• [GOAL] Copy these lines word for word, covering all of the data.

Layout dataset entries
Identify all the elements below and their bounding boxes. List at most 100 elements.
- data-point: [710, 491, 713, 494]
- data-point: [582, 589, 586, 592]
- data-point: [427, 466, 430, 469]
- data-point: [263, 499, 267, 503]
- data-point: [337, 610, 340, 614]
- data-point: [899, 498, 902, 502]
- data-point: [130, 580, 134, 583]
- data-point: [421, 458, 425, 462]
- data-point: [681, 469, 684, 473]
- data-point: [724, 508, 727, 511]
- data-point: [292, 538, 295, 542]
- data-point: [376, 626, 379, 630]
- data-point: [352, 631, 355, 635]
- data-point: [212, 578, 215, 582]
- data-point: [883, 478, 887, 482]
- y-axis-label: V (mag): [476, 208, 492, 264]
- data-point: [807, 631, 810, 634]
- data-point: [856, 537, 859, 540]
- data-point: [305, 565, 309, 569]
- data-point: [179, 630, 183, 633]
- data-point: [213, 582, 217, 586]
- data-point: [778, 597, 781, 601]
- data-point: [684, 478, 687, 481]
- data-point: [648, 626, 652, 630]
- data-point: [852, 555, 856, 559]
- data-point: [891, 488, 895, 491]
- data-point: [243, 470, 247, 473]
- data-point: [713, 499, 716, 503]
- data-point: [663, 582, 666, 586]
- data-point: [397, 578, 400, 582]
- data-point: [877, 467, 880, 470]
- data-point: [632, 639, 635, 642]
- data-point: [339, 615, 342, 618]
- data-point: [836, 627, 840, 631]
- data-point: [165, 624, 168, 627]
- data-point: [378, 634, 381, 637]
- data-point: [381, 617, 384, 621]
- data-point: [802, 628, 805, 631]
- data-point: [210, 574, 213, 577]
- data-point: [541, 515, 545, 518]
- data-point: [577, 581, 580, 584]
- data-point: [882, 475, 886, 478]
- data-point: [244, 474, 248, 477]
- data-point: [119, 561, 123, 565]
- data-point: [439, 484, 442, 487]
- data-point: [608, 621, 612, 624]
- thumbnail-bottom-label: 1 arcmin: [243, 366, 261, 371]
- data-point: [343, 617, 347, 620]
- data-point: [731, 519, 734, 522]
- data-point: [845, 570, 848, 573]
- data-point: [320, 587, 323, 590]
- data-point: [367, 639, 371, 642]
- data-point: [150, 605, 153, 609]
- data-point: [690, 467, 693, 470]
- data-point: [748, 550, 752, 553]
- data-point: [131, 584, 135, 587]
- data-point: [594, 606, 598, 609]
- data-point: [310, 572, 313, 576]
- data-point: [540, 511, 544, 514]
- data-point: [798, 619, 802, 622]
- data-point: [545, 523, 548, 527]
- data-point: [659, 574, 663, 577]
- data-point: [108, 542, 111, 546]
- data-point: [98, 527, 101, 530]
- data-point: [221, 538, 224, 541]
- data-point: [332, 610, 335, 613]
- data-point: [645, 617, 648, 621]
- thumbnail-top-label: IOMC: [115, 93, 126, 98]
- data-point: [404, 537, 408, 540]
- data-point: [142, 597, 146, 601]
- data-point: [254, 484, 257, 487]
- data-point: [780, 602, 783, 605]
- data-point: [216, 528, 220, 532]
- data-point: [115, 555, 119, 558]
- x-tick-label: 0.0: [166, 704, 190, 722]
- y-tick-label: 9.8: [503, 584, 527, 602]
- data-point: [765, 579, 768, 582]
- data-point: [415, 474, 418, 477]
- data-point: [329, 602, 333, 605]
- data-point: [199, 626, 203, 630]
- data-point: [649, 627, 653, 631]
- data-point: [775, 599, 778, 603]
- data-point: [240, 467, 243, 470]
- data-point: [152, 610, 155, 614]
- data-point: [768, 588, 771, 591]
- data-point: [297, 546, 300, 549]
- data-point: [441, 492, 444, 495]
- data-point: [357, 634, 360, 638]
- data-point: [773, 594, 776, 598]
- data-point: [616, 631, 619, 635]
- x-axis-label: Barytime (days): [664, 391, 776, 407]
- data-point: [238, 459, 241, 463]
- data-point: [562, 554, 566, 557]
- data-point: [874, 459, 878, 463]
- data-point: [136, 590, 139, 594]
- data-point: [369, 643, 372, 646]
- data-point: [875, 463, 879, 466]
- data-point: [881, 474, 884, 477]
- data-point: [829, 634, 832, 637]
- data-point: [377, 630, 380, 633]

• [REPLY]
Identify all the elements below and their bounding boxes. List at most 100 elements.
- data-point: [710, 491, 713, 494]
- data-point: [582, 589, 586, 592]
- data-point: [427, 466, 430, 469]
- data-point: [263, 499, 267, 503]
- data-point: [337, 610, 340, 614]
- data-point: [899, 498, 902, 502]
- data-point: [130, 580, 134, 583]
- data-point: [421, 458, 425, 462]
- data-point: [681, 469, 684, 473]
- data-point: [724, 508, 727, 511]
- data-point: [292, 538, 295, 542]
- data-point: [376, 626, 379, 630]
- data-point: [352, 631, 355, 635]
- data-point: [212, 578, 215, 582]
- data-point: [883, 478, 887, 482]
- y-axis-label: V (mag): [476, 208, 492, 264]
- data-point: [807, 631, 810, 634]
- data-point: [856, 537, 859, 540]
- data-point: [305, 565, 309, 569]
- data-point: [179, 630, 183, 633]
- data-point: [213, 582, 217, 586]
- data-point: [778, 597, 781, 601]
- data-point: [684, 478, 687, 481]
- data-point: [648, 626, 652, 630]
- data-point: [852, 555, 856, 559]
- data-point: [891, 488, 895, 491]
- data-point: [243, 470, 247, 473]
- data-point: [713, 499, 716, 503]
- data-point: [663, 582, 666, 586]
- data-point: [397, 578, 400, 582]
- data-point: [877, 467, 880, 470]
- data-point: [632, 639, 635, 642]
- data-point: [339, 615, 342, 618]
- data-point: [836, 627, 840, 631]
- data-point: [165, 624, 168, 627]
- data-point: [378, 634, 381, 637]
- data-point: [381, 617, 384, 621]
- data-point: [802, 628, 805, 631]
- data-point: [210, 574, 213, 577]
- data-point: [541, 515, 545, 518]
- data-point: [577, 581, 580, 584]
- data-point: [882, 475, 886, 478]
- data-point: [244, 474, 248, 477]
- data-point: [119, 561, 123, 565]
- data-point: [439, 484, 442, 487]
- data-point: [608, 621, 612, 624]
- thumbnail-bottom-label: 1 arcmin: [243, 366, 261, 371]
- data-point: [343, 617, 347, 620]
- data-point: [731, 519, 734, 522]
- data-point: [845, 570, 848, 573]
- data-point: [320, 587, 323, 590]
- data-point: [367, 639, 371, 642]
- data-point: [150, 605, 153, 609]
- data-point: [690, 467, 693, 470]
- data-point: [748, 550, 752, 553]
- data-point: [131, 584, 135, 587]
- data-point: [594, 606, 598, 609]
- data-point: [310, 572, 313, 576]
- data-point: [540, 511, 544, 514]
- data-point: [798, 619, 802, 622]
- data-point: [545, 523, 548, 527]
- data-point: [659, 574, 663, 577]
- data-point: [108, 542, 111, 546]
- data-point: [98, 527, 101, 530]
- data-point: [221, 538, 224, 541]
- data-point: [332, 610, 335, 613]
- data-point: [645, 617, 648, 621]
- thumbnail-top-label: IOMC: [115, 93, 126, 98]
- data-point: [404, 537, 408, 540]
- data-point: [142, 597, 146, 601]
- data-point: [254, 484, 257, 487]
- data-point: [780, 602, 783, 605]
- data-point: [216, 528, 220, 532]
- data-point: [115, 555, 119, 558]
- x-tick-label: 0.0: [166, 704, 190, 722]
- y-tick-label: 9.8: [503, 584, 527, 602]
- data-point: [765, 579, 768, 582]
- data-point: [415, 474, 418, 477]
- data-point: [329, 602, 333, 605]
- data-point: [199, 626, 203, 630]
- data-point: [649, 627, 653, 631]
- data-point: [775, 599, 778, 603]
- data-point: [240, 467, 243, 470]
- data-point: [152, 610, 155, 614]
- data-point: [768, 588, 771, 591]
- data-point: [297, 546, 300, 549]
- data-point: [441, 492, 444, 495]
- data-point: [357, 634, 360, 638]
- data-point: [773, 594, 776, 598]
- data-point: [616, 631, 619, 635]
- x-axis-label: Barytime (days): [664, 391, 776, 407]
- data-point: [238, 459, 241, 463]
- data-point: [562, 554, 566, 557]
- data-point: [874, 459, 878, 463]
- data-point: [136, 590, 139, 594]
- data-point: [369, 643, 372, 646]
- data-point: [875, 463, 879, 466]
- data-point: [881, 474, 884, 477]
- data-point: [829, 634, 832, 637]
- data-point: [377, 630, 380, 633]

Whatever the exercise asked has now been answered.